■ EXERCISE DETAILS ■
Gather each line in the entries that includes the string "szakaszán".

# # # # # # #

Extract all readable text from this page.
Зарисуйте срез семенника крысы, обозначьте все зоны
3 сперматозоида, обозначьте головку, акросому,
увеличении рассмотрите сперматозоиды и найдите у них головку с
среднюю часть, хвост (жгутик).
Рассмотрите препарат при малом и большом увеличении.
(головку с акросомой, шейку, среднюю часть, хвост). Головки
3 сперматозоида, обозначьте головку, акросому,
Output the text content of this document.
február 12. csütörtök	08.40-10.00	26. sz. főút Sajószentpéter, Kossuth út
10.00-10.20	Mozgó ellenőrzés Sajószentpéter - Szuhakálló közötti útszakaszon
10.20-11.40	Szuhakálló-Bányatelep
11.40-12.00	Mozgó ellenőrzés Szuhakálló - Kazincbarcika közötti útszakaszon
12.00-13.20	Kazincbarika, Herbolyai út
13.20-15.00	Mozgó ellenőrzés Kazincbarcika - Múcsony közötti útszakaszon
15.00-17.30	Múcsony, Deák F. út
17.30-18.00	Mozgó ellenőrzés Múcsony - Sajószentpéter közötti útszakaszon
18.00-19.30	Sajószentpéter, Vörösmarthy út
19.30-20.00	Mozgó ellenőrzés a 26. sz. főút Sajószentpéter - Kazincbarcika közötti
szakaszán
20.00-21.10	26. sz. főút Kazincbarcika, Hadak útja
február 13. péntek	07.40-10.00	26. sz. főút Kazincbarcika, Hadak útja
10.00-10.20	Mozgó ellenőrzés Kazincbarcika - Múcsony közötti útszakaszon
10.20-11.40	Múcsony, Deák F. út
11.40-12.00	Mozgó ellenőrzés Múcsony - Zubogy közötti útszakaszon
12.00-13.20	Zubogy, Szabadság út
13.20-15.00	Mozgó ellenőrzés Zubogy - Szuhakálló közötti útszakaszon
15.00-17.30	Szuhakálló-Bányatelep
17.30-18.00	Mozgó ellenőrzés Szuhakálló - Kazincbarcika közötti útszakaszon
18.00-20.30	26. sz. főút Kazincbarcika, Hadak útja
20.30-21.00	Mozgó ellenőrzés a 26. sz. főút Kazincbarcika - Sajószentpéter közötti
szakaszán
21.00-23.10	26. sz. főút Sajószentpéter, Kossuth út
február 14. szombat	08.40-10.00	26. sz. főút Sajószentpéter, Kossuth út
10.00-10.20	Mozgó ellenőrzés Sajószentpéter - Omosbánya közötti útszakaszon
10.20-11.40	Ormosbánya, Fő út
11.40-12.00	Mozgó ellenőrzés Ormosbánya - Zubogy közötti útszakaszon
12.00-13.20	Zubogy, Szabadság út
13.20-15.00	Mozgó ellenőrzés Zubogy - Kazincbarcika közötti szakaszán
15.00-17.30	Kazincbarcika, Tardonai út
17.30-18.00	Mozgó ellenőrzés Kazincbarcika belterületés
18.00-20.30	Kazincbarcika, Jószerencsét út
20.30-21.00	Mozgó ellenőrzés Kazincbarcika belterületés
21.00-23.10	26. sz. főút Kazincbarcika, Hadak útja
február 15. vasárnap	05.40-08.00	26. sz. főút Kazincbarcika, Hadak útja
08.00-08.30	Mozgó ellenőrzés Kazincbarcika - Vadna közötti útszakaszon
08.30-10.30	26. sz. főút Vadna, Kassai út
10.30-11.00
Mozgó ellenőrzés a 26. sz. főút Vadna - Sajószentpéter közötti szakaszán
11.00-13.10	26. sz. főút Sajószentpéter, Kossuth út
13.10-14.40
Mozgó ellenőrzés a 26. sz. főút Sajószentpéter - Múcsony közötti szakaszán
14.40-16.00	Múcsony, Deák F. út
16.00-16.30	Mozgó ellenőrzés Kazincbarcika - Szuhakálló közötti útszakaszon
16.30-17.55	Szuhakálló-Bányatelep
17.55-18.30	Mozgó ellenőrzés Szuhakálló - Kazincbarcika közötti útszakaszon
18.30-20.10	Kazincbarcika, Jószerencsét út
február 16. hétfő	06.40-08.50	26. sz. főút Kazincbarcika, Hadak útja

# # # # # # #

■ ANSWER TO THE EXERCISE ■
szakaszán
szakaszán
13.20-15.00	Mozgó ellenőrzés Zubogy - Kazincbarcika közötti szakaszán
Mozgó ellenőrzés a 26. sz. főút Vadna - Sajószentpéter közötti szakaszán
Mozgó ellenőrzés a 26. sz. főút Sajószentpéter - Múcsony közötti szakaszán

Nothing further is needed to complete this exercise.